(What you need to do):
Output every entry exactly as given.

═════ Exercise input

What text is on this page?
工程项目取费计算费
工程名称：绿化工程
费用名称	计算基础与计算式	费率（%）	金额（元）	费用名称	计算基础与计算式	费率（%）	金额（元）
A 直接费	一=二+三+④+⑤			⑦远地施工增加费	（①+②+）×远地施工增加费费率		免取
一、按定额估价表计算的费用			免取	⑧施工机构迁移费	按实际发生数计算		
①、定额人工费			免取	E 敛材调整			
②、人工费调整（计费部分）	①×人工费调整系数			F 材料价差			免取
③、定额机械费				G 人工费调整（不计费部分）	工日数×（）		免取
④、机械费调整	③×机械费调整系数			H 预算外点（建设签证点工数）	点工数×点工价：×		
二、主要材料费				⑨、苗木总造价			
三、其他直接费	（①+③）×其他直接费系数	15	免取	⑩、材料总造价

══════════

(Result for this exercise):
What text is on this page?
工程项目取费计算费
工程名称：绿化工程
费用名称	计算基础与计算式	费率（%）	金额（元）	费用名称	计算基础与计算式	费率（%）	金额（元）
A 直接费	一=二+三+④+⑤			⑦远地施工增加费	（①+②+）×远地施工增加费费率		免取
一、按定额估价表计算的费用			免取	⑧施工机构迁移费	按实际发生数计算		
①、定额人工费			免取	E 敛材调整			
②、人工费调整（计费部分）	①×人工费调整系数			F 材料价差			免取
③、定额机械费				G 人工费调整（不计费部分）	工日数×（）		免取
④、机械费调整	③×机械费调整系数			H 预算外点（建设签证点工数）	点工数×点工价：×		
二、主要材料费				⑨、苗木总造价			
三、其他直接费	（①+③）×其他直接费系数	15	免取	⑩、材料总造价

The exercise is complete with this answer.